### Source data
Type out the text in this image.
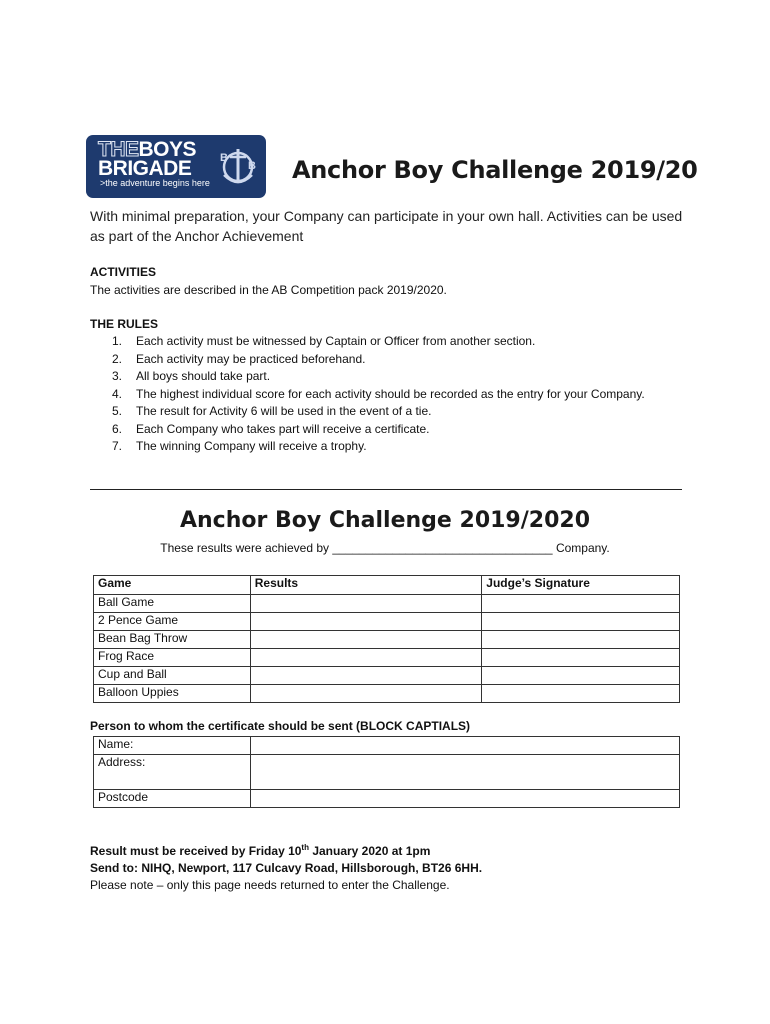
THEBOYS
BRIGADE
>the adventure begins here
B
B Anchor Boy Challenge 2019/20
With minimal preparation, your Company can participate in your own hall. Activities can be used as part of the Anchor Achievement
ACTIVITIES
The activities are described in the AB Competition pack 2019/2020.
THE RULES
1. Each activity must be witnessed by Captain or Officer from another section.
2. Each activity may be practiced beforehand.
3. All boys should take part.
4. The highest individual score for each activity should be recorded as the entry for your Company.
5. The result for Activity 6 will be used in the event of a tie.
6. Each Company who takes part will receive a certificate.
7. The winning Company will receive a trophy.
Anchor Boy Challenge 2019/2020
These results were achieved by _________________________________ Company.
Game	Results	Judge’s Signature
Ball Game		
2 Pence Game		
Bean Bag Throw		
Frog Race		
Cup and Ball		
Balloon Uppies		
Person to whom the certificate should be sent (BLOCK CAPTIALS)
Name:	
Address:	
Postcode	
Result must be received by Friday 10th January 2020 at 1pm
Send to: NIHQ, Newport, 117 Culcavy Road, Hillsborough, BT26 6HH.
Please note – only this page needs returned to enter the Challenge.
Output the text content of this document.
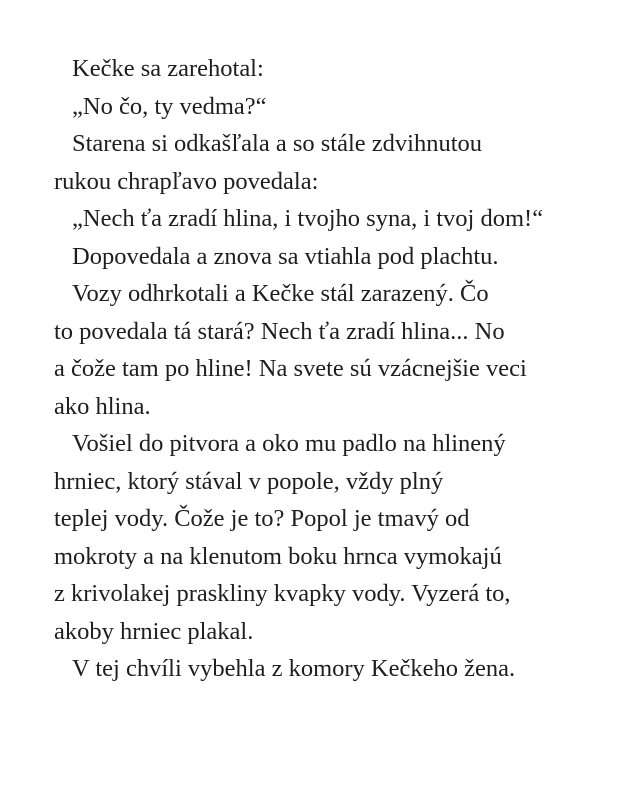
Kečke sa zarehotal:
„No čo, ty vedma?“
Starena si odkašľala a so stále zdvihnutou
rukou chrapľavo povedala:
„Nech ťa zradí hlina, i tvojho syna, i tvoj dom!“
Dopovedala a znova sa vtiahla pod plachtu.
Vozy odhrkotali a Kečke stál zarazený. Čo
to povedala tá stará? Nech ťa zradí hlina... No
a čože tam po hline! Na svete sú vzácnejšie veci
ako hlina.
Vošiel do pitvora a oko mu padlo na hlinený
hrniec, ktorý stával v popole, vždy plný
teplej vody. Čože je to? Popol je tmavý od
mokroty a na klenutom boku hrnca vymokajú
z krivolakej praskliny kvapky vody. Vyzerá to,
akoby hrniec plakal.
V tej chvíli vybehla z komory Kečkeho žena.
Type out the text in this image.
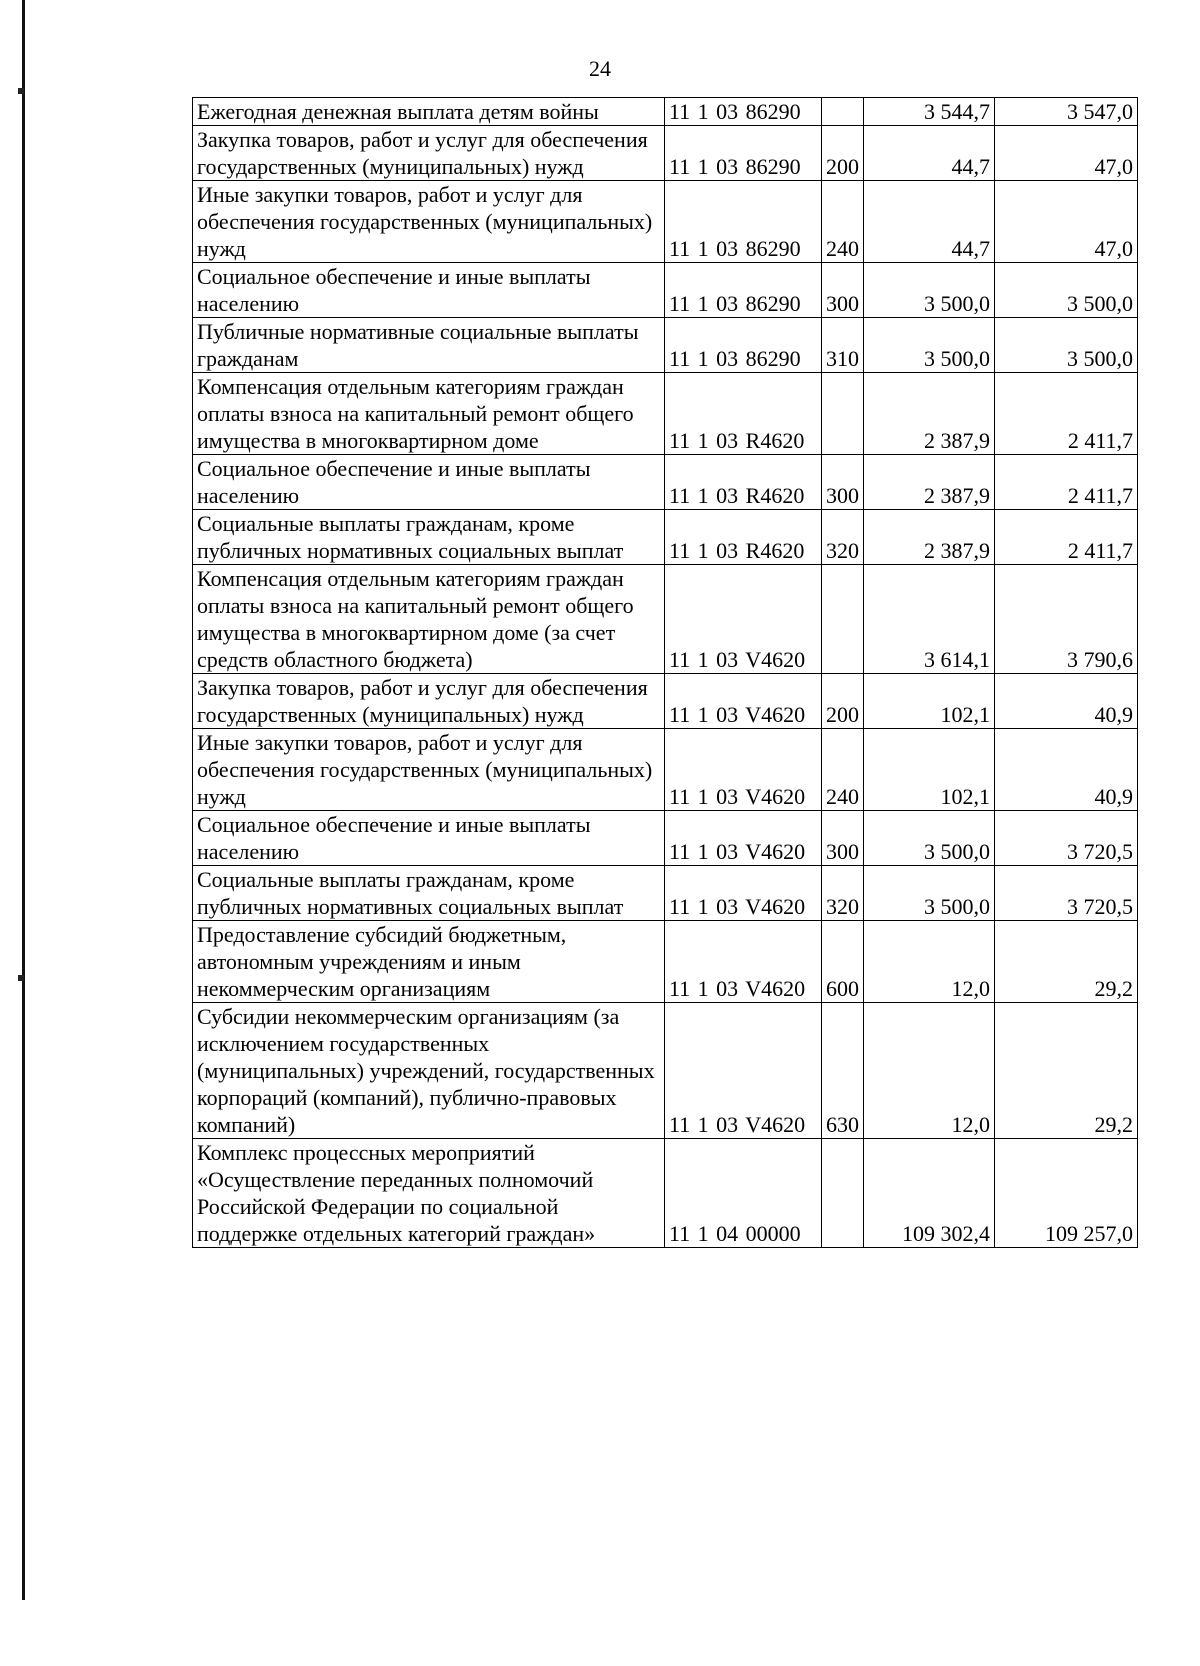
24
Ежегодная денежная выплата детям войны	11 1 03 86290		3 544,7	3 547,0
Закупка товаров, работ и услуг для обеспечения государственных (муниципальных) нужд	11 1 03 86290	200	44,7	47,0
Иные закупки товаров, работ и услуг для обеспечения государственных (муниципальных) нужд	11 1 03 86290	240	44,7	47,0
Социальное обеспечение и иные выплаты населению	11 1 03 86290	300	3 500,0	3 500,0
Публичные нормативные социальные выплаты гражданам	11 1 03 86290	310	3 500,0	3 500,0
Компенсация отдельным категориям граждан оплаты взноса на капитальный ремонт общего имущества в многоквартирном доме	11 1 03 R4620		2 387,9	2 411,7
Социальное обеспечение и иные выплаты населению	11 1 03 R4620	300	2 387,9	2 411,7
Социальные выплаты гражданам, кроме публичных нормативных социальных выплат	11 1 03 R4620	320	2 387,9	2 411,7
Компенсация отдельным категориям граждан оплаты взноса на капитальный ремонт общего имущества в многоквартирном доме (за счет средств областного бюджета)	11 1 03 V4620		3 614,1	3 790,6
Закупка товаров, работ и услуг для обеспечения государственных (муниципальных) нужд	11 1 03 V4620	200	102,1	40,9
Иные закупки товаров, работ и услуг для обеспечения государственных (муниципальных) нужд	11 1 03 V4620	240	102,1	40,9
Социальное обеспечение и иные выплаты населению	11 1 03 V4620	300	3 500,0	3 720,5
Социальные выплаты гражданам, кроме публичных нормативных социальных выплат	11 1 03 V4620	320	3 500,0	3 720,5
Предоставление субсидий бюджетным, автономным учреждениям и иным некоммерческим организациям	11 1 03 V4620	600	12,0	29,2
Субсидии некоммерческим организациям (за исключением государственных (муниципальных) учреждений, государственных корпораций (компаний), публично-правовых компаний)	11 1 03 V4620	630	12,0	29,2
Комплекс процессных мероприятий «Осуществление переданных полномочий Российской Федерации по социальной поддержке отдельных категорий граждан»	11 1 04 00000		109 302,4	109 257,0
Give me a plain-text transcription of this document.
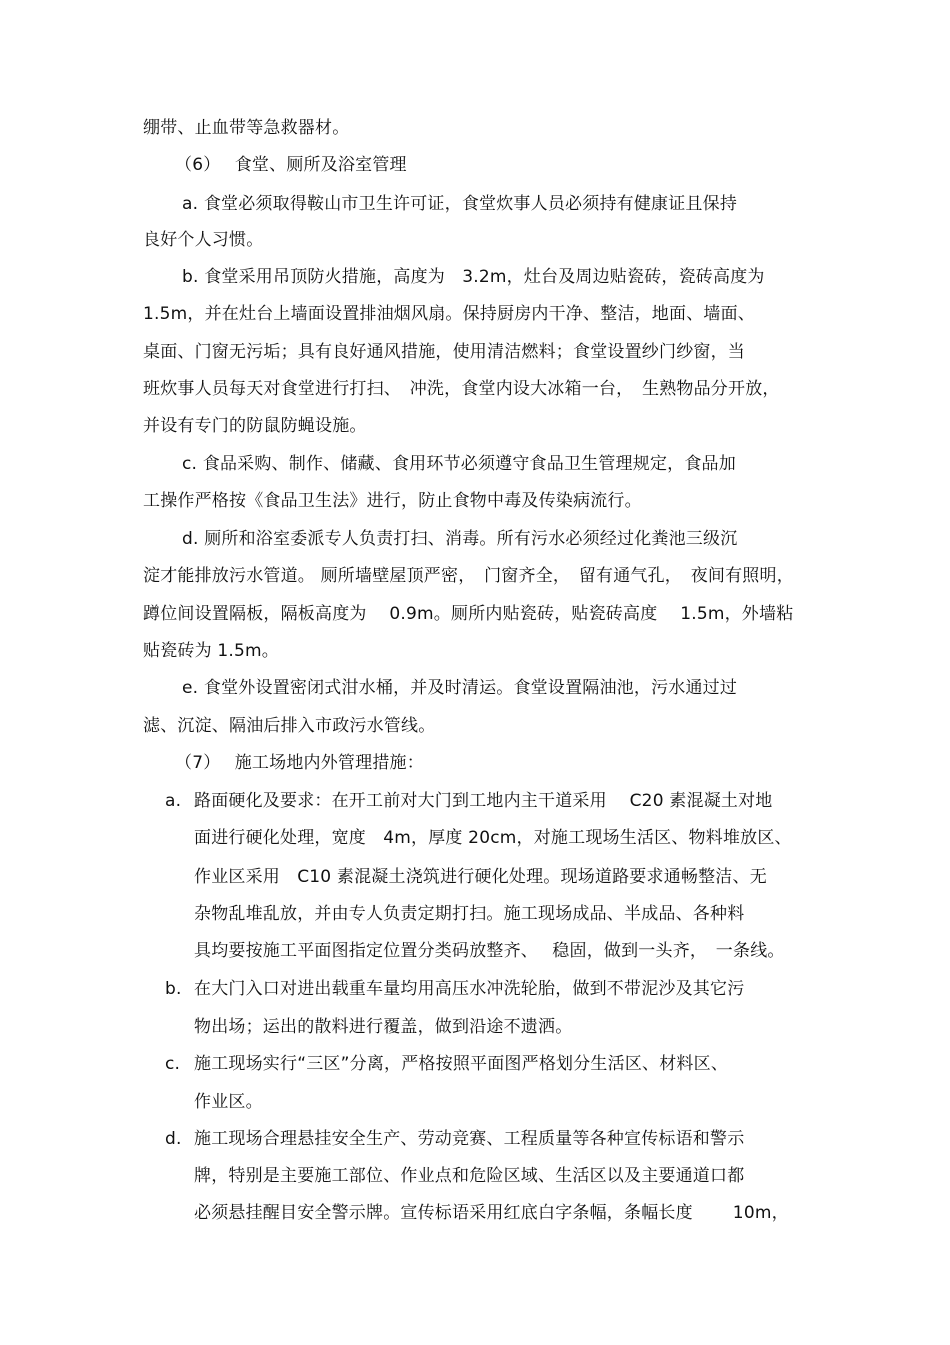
绷带、止血带等急救器材。
（6）　 食堂、厕所及浴室管理
a. 食堂必须取得鞍山市卫生许可证，食堂炊事人员必须持有健康证且保持
良好个人习惯。
b. 食堂采用吊顶防火措施，高度为　3.2m，灶台及周边贴瓷砖，瓷砖高度为
1.5m，并在灶台上墙面设置排油烟风扇。保持厨房内干净、整洁，地面、墙面、
桌面、门窗无污垢；具有良好通风措施，使用清洁燃料；食堂设置纱门纱窗，当
班炊事人员每天对食堂进行打扫、　冲洗，食堂内设大冰箱一台，　生熟物品分开放，
并设有专门的防鼠防蝇设施。
c. 食品采购、制作、储藏、食用环节必须遵守食品卫生管理规定，食品加
工操作严格按《食品卫生法》进行，防止食物中毒及传染病流行。
d. 厕所和浴室委派专人负责打扫、消毒。所有污水必须经过化粪池三级沉
淀才能排放污水管道。 厕所墙壁屋顶严密，　门窗齐全，　留有通气孔，　夜间有照明，
蹲位间设置隔板，隔板高度为　 0.9m。厕所内贴瓷砖，贴瓷砖高度　 1.5m，外墙粘
贴瓷砖为 1.5m。
e. 食堂外设置密闭式泔水桶，并及时清运。食堂设置隔油池，污水通过过
滤、沉淀、隔油后排入市政污水管线。
（7）　 施工场地内外管理措施：
a. 路面硬化及要求：在开工前对大门到工地内主干道采用　 C20 素混凝土对地
面进行硬化处理，宽度　4m，厚度 20cm，对施工现场生活区、物料堆放区、
作业区采用　C10 素混凝土浇筑进行硬化处理。现场道路要求通畅整洁、无
杂物乱堆乱放，并由专人负责定期打扫。施工现场成品、半成品、各种料
具均要按施工平面图指定位置分类码放整齐、　 稳固，做到一头齐，　一条线。
b. 在大门入口对进出载重车量均用高压水冲洗轮胎，做到不带泥沙及其它污
物出场；运出的散料进行覆盖，做到沿途不遗洒。
c. 施工现场实行“三区”分离，严格按照平面图严格划分生活区、材料区、
作业区。
d. 施工现场合理悬挂安全生产、劳动竞赛、工程质量等各种宣传标语和警示
牌，特别是主要施工部位、作业点和危险区域、生活区以及主要通道口都
必须悬挂醒目安全警示牌。宣传标语采用红底白字条幅，条幅长度　　 10m，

### What you should do
Give back the whole listing as it stands, minus its pictures.

### Reply
Type out the text in this image.
THEBOYS
BRIGADE
>the adventure begins here
B
B Anchor Boy Challenge 2019/20
With minimal preparation, your Company can participate in your own hall. Activities can be used as part of the Anchor Achievement
ACTIVITIES
The activities are described in the AB Competition pack 2019/2020.
THE RULES
1. Each activity must be witnessed by Captain or Officer from another section.
2. Each activity may be practiced beforehand.
3. All boys should take part.
4. The highest individual score for each activity should be recorded as the entry for your Company.
5. The result for Activity 6 will be used in the event of a tie.
6. Each Company who takes part will receive a certificate.
7. The winning Company will receive a trophy.
Anchor Boy Challenge 2019/2020
These results were achieved by _________________________________ Company.
Game	Results	Judge’s Signature
Ball Game		
2 Pence Game		
Bean Bag Throw		
Frog Race		
Cup and Ball		
Balloon Uppies		
Person to whom the certificate should be sent (BLOCK CAPTIALS)
Name:	
Address:	
Postcode	
Result must be received by Friday 10th January 2020 at 1pm
Send to: NIHQ, Newport, 117 Culcavy Road, Hillsborough, BT26 6HH.
Please note – only this page needs returned to enter the Challenge.
Output the text content of this document.
Kečke sa zarehotal:
„No čo, ty vedma?“
Starena si odkašľala a so stále zdvihnutou
rukou chrapľavo povedala:
„Nech ťa zradí hlina, i tvojho syna, i tvoj dom!“
Dopovedala a znova sa vtiahla pod plachtu.
Vozy odhrkotali a Kečke stál zarazený. Čo
to povedala tá stará? Nech ťa zradí hlina... No
a čože tam po hline! Na svete sú vzácnejšie veci
ako hlina.
Vošiel do pitvora a oko mu padlo na hlinený
hrniec, ktorý stával v popole, vždy plný
teplej vody. Čože je to? Popol je tmavý od
mokroty a na klenutom boku hrnca vymokajú
z krivolakej praskliny kvapky vody. Vyzerá to,
akoby hrniec plakal.
V tej chvíli vybehla z komory Kečkeho žena.
Type out the text in this image.
24
Ежегодная денежная выплата детям войны	11 1 03 86290		3 544,7	3 547,0
Закупка товаров, работ и услуг для обеспечения государственных (муниципальных) нужд	11 1 03 86290	200	44,7	47,0
Иные закупки товаров, работ и услуг для обеспечения государственных (муниципальных) нужд	11 1 03 86290	240	44,7	47,0
Социальное обеспечение и иные выплаты населению	11 1 03 86290	300	3 500,0	3 500,0
Публичные нормативные социальные выплаты гражданам	11 1 03 86290	310	3 500,0	3 500,0
Компенсация отдельным категориям граждан оплаты взноса на капитальный ремонт общего имущества в многоквартирном доме	11 1 03 R4620		2 387,9	2 411,7
Социальное обеспечение и иные выплаты населению	11 1 03 R4620	300	2 387,9	2 411,7
Социальные выплаты гражданам, кроме публичных нормативных социальных выплат	11 1 03 R4620	320	2 387,9	2 411,7
Компенсация отдельным категориям граждан оплаты взноса на капитальный ремонт общего имущества в многоквартирном доме (за счет средств областного бюджета)	11 1 03 V4620		3 614,1	3 790,6
Закупка товаров, работ и услуг для обеспечения государственных (муниципальных) нужд	11 1 03 V4620	200	102,1	40,9
Иные закупки товаров, работ и услуг для обеспечения государственных (муниципальных) нужд	11 1 03 V4620	240	102,1	40,9
Социальное обеспечение и иные выплаты населению	11 1 03 V4620	300	3 500,0	3 720,5
Социальные выплаты гражданам, кроме публичных нормативных социальных выплат	11 1 03 V4620	320	3 500,0	3 720,5
Предоставление субсидий бюджетным, автономным учреждениям и иным некоммерческим организациям	11 1 03 V4620	600	12,0	29,2
Субсидии некоммерческим организациям (за исключением государственных (муниципальных) учреждений, государственных корпораций (компаний), публично-правовых компаний)	11 1 03 V4620	630	12,0	29,2
Комплекс процессных мероприятий «Осуществление переданных полномочий Российской Федерации по социальной поддержке отдельных категорий граждан»	11 1 04 00000		109 302,4	109 257,0
Give me a plain-text transcription of this document.
绷带、止血带等急救器材。
（6）　 食堂、厕所及浴室管理
a. 食堂必须取得鞍山市卫生许可证，食堂炊事人员必须持有健康证且保持
良好个人习惯。
b. 食堂采用吊顶防火措施，高度为　3.2m，灶台及周边贴瓷砖，瓷砖高度为
1.5m，并在灶台上墙面设置排油烟风扇。保持厨房内干净、整洁，地面、墙面、
桌面、门窗无污垢；具有良好通风措施，使用清洁燃料；食堂设置纱门纱窗，当
班炊事人员每天对食堂进行打扫、　冲洗，食堂内设大冰箱一台，　生熟物品分开放，
并设有专门的防鼠防蝇设施。
c. 食品采购、制作、储藏、食用环节必须遵守食品卫生管理规定，食品加
工操作严格按《食品卫生法》进行，防止食物中毒及传染病流行。
d. 厕所和浴室委派专人负责打扫、消毒。所有污水必须经过化粪池三级沉
淀才能排放污水管道。 厕所墙壁屋顶严密，　门窗齐全，　留有通气孔，　夜间有照明，
蹲位间设置隔板，隔板高度为　 0.9m。厕所内贴瓷砖，贴瓷砖高度　 1.5m，外墙粘
贴瓷砖为 1.5m。
e. 食堂外设置密闭式泔水桶，并及时清运。食堂设置隔油池，污水通过过
滤、沉淀、隔油后排入市政污水管线。
（7）　 施工场地内外管理措施：
a. 路面硬化及要求：在开工前对大门到工地内主干道采用　 C20 素混凝土对地
面进行硬化处理，宽度　4m，厚度 20cm，对施工现场生活区、物料堆放区、
作业区采用　C10 素混凝土浇筑进行硬化处理。现场道路要求通畅整洁、无
杂物乱堆乱放，并由专人负责定期打扫。施工现场成品、半成品、各种料
具均要按施工平面图指定位置分类码放整齐、　 稳固，做到一头齐，　一条线。
b. 在大门入口对进出载重车量均用高压水冲洗轮胎，做到不带泥沙及其它污
物出场；运出的散料进行覆盖，做到沿途不遗洒。
c. 施工现场实行“三区”分离，严格按照平面图严格划分生活区、材料区、
作业区。
d. 施工现场合理悬挂安全生产、劳动竞赛、工程质量等各种宣传标语和警示
牌，特别是主要施工部位、作业点和危险区域、生活区以及主要通道口都
必须悬挂醒目安全警示牌。宣传标语采用红底白字条幅，条幅长度　　 10m，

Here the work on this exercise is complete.